## [ASSIGNMENT 1]
In the passage on PyCharm's Vagrant support, which menu command opens an SSH console inside PyCharm?
## [ASSIGNMENT 2]
Pick up the passage on PyCharm's Vagrant support after its final sentence and keep writing it.

## [TEXT PASSAGE]
.....

This is done through Settings | Project Settings | Project Interpreter | Python Interpreters. Click the Add button and select “Remote interpreter.” Here you will get the “Configure Remote Python Interpreter” dialog:
You can fill it manually, as for an arbitrary remote host, or just use “Fill from Vagrant config.” Click it – and voila! All the required fields are filled with your Vagrant box details.
After this step the remote interpreter will be added to your project. You can set it as the default project interpreter as well.
From this point on you can execute your project using the remote interpreter on the VM:
The Vagrant plugin works gracefully with the Vagrantfile. You can manually edit it, and all you need is just to click Tools | Vagrant | Reload for the Vagrant plugin to pick up new settings.
For example you can set up custom path mappings in Vagrantfile:
After the Vagrant Box is reloaded, a mapping will be created and you will see a new shared folder into your project folder.
Integrated SSH console
One of the coolest and most useful features is that you can log in to your remote host via SSH and work in its console without leaving PyCharm. To do that, just select Tools | Run SSH Terminal. A console opens on the bottom with the prompt:
Feel free to discover its usability. You can even launch Vim in it:
As you can see, PyCharm comes with everything but the kitchen sink! So we really hope you’ll enjoy these new enhancements and feel comfortable developing your applications on remote environments. And as always, please report your issues or feature requests to our YouTrack bug-tracker.
Develop with Pleasure!
PyCharm team
Could vagrant box be started automatically when I open PyCharm project using it?
Right now I open my project and PyCharm complains that it cannot connect to remote interpreter.
Hi! Not yet, but that is planned to be in the next version http://youtrack.jetbrains.com/issue/PY-8751
If you want Vagrant support in PhpStorm vote for the issue here:
http://youtrack.jetbrains.com/issue/WI-15874
Does PyCharm include auto completes for JavaScript ?
It does.
Too bad the console is still unable to intercept CTRL+C and the like…
FWIW remote development (and debugging) is the killer feature for me, and the main reason I am lobbying my boss to buy a commercial license and will buy a personal one myself if he says no. The way it figures out what libraries are installed remotely and installs its own helper code is very slick.

.....

## [MATERIAL SHOWN]

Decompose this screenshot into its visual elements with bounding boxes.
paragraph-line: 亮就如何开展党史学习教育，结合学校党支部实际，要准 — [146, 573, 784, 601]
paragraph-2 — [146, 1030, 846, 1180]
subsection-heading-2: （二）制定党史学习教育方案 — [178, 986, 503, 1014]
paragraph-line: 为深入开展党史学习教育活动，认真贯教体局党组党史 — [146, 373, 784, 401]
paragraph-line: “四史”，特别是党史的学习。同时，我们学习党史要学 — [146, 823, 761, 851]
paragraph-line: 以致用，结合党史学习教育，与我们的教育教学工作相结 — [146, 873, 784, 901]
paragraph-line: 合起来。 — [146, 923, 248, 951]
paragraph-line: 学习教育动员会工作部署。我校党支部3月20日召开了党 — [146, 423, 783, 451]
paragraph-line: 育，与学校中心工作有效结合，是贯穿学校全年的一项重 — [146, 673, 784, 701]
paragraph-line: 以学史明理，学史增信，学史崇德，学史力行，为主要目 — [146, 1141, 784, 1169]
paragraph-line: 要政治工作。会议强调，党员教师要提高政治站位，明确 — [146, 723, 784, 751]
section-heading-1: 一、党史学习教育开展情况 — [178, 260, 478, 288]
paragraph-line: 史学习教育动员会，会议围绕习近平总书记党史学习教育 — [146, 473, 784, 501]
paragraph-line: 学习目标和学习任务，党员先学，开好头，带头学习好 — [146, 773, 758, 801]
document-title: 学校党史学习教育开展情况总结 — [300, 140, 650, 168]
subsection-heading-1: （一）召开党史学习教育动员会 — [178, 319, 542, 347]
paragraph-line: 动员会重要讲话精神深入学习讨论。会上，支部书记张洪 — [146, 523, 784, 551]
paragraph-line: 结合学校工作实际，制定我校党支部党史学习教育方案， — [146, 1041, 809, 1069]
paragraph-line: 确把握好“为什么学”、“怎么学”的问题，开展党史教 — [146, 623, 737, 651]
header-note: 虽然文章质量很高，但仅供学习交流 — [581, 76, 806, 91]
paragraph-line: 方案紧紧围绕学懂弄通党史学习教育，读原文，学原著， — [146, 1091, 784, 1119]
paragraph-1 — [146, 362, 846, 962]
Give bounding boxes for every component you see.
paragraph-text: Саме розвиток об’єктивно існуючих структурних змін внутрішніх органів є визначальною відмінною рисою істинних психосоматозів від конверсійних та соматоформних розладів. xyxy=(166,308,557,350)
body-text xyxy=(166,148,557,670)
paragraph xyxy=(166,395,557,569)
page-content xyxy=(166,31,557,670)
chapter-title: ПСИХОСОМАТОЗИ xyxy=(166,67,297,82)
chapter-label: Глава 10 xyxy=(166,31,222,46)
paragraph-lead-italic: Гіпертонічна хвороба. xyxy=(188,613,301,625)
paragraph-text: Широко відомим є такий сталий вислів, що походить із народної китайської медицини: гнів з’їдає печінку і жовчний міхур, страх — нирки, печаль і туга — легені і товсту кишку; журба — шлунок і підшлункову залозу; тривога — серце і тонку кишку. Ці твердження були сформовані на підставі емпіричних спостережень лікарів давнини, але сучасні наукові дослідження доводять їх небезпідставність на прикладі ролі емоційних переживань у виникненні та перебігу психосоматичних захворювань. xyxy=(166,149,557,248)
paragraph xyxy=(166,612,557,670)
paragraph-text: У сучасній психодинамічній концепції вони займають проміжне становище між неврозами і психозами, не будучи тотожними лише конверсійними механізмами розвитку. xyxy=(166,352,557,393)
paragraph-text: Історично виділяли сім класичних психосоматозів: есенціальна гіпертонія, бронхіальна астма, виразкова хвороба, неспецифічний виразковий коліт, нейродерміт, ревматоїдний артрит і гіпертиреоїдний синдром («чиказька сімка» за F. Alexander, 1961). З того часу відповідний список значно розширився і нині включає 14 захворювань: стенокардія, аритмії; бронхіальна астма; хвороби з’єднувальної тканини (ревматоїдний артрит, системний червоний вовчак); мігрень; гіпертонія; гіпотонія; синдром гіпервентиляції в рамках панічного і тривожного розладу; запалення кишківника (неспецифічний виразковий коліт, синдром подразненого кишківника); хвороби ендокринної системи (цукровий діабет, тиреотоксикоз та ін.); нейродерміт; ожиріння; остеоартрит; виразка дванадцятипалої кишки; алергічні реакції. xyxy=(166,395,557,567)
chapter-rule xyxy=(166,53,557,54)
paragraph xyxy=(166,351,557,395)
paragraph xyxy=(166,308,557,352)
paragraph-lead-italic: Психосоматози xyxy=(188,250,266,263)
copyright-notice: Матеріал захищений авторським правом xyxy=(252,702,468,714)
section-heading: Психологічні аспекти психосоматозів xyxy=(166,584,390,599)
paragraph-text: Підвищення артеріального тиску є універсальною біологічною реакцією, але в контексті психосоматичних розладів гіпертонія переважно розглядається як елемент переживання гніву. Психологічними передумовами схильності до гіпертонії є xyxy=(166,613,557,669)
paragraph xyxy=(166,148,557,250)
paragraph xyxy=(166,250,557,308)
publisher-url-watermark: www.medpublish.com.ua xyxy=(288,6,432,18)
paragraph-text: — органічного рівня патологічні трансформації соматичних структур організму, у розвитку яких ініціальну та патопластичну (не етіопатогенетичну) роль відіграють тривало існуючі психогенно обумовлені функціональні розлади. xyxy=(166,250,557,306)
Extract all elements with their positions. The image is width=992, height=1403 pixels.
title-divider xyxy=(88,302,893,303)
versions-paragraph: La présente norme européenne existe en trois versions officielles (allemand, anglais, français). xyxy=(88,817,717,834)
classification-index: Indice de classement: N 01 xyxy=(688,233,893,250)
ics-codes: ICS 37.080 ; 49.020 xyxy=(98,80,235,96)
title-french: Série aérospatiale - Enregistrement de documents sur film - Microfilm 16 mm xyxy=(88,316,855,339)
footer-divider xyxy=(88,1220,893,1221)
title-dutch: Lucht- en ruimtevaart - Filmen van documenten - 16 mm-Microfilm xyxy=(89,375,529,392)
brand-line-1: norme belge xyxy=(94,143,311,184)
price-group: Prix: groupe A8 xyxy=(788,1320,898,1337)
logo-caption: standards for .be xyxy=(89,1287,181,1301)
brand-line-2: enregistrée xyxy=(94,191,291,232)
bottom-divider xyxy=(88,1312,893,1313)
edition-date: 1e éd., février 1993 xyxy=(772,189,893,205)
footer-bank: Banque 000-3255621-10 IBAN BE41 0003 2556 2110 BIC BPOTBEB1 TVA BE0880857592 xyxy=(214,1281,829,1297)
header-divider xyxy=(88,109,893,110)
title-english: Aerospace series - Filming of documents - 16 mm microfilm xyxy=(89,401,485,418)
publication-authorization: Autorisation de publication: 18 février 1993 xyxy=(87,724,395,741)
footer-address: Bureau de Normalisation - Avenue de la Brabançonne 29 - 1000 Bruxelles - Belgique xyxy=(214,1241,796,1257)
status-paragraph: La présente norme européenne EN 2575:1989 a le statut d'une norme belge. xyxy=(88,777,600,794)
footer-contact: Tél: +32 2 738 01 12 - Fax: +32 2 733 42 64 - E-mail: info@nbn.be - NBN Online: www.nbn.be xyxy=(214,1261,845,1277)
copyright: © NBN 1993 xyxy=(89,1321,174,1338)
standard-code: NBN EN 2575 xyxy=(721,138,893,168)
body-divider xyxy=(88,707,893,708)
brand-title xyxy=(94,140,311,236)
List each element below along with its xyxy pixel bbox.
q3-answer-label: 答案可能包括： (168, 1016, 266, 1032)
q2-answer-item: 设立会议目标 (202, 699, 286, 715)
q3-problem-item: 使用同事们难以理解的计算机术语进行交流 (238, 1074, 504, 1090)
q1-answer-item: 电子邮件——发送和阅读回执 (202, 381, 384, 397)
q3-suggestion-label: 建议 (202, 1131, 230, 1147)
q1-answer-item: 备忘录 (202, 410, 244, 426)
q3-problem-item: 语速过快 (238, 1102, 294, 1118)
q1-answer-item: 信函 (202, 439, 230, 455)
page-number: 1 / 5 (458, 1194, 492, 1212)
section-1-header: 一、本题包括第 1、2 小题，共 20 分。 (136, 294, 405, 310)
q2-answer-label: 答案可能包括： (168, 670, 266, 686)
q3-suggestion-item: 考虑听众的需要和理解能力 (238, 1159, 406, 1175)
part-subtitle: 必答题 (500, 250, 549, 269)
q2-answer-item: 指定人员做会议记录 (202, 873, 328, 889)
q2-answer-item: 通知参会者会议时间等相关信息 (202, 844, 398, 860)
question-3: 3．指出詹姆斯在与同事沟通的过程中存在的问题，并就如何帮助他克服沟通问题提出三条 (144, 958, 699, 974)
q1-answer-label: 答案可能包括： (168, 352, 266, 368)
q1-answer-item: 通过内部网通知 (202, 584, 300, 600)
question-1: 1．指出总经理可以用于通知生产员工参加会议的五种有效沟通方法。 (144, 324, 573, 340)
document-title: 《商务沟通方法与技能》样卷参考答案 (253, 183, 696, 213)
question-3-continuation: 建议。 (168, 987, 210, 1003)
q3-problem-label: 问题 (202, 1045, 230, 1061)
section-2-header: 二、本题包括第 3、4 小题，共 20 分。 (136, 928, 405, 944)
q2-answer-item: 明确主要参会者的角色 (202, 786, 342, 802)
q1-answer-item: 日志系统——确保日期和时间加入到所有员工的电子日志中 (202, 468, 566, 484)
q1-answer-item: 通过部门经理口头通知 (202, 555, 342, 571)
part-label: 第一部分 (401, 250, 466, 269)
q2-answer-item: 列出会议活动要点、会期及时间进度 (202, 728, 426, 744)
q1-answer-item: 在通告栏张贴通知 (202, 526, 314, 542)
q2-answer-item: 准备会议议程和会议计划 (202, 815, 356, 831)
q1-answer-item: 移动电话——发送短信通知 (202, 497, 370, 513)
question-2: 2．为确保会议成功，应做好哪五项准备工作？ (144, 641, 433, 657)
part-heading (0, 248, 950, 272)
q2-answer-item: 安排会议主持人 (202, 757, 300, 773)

.....

## [OUTPUT 1]
Tools | Run SSH Terminal

## [OUTPUT 2]
However, couple of things I’m struggling with:
Tools : Run Python Console does not seem to set up the path correctly (it uses the local path, not the remote one). And the Traceback after a run is not highlighted with links as I would expect. Possibly this is because the remote file paths are not recognised. Am I missing some trick?
Rob, could you please file YouTrack issues at http://youtrack.jetbrains.com/ for the problems you’ve encountered? Thanks!
Can we get syntax highlighting for Vagrantfile in PyCharm? Or do we have to get IntelliJ or RubyMine to be able to edit these files without headaches?
Right now I feel like I’ll be better off editing in an external application, which seems weird when you’ve gone through all the trouble of integrating Vagrant in the first place.
Don’t misunderstand me, I love PyCharm.
Vagrantfile is a Ruby file, so it would be difficult for us to provide syntax highlighting for Vagrantfile without providing general Ruby syntax highlighting. And we have obvious business reasons for not including Ruby support in a Python IDE.
One possible option is to install a TextMate bundle for Ruby and to use it for highlighting the Vagrantfile.
It’s time for _next_pyCharm_version_ roadmap! )))
Yeah, it will be available soon)
Hey all,
I’m new to this and this and all of this looks very interesting, but my final goal with all this is to have a following set up:
1. Pycharm on my windows box
2. Fire up Vagrant with python, postgresql and django inside my project
3. Do remote debugging of my vagrant box through my pycharm by clicking debug. I think all the pieces are here, but i can’t seem to connect the dots. The goal is to not have minimum python-related stuff on my windows box but still be able to do editing through pycharm.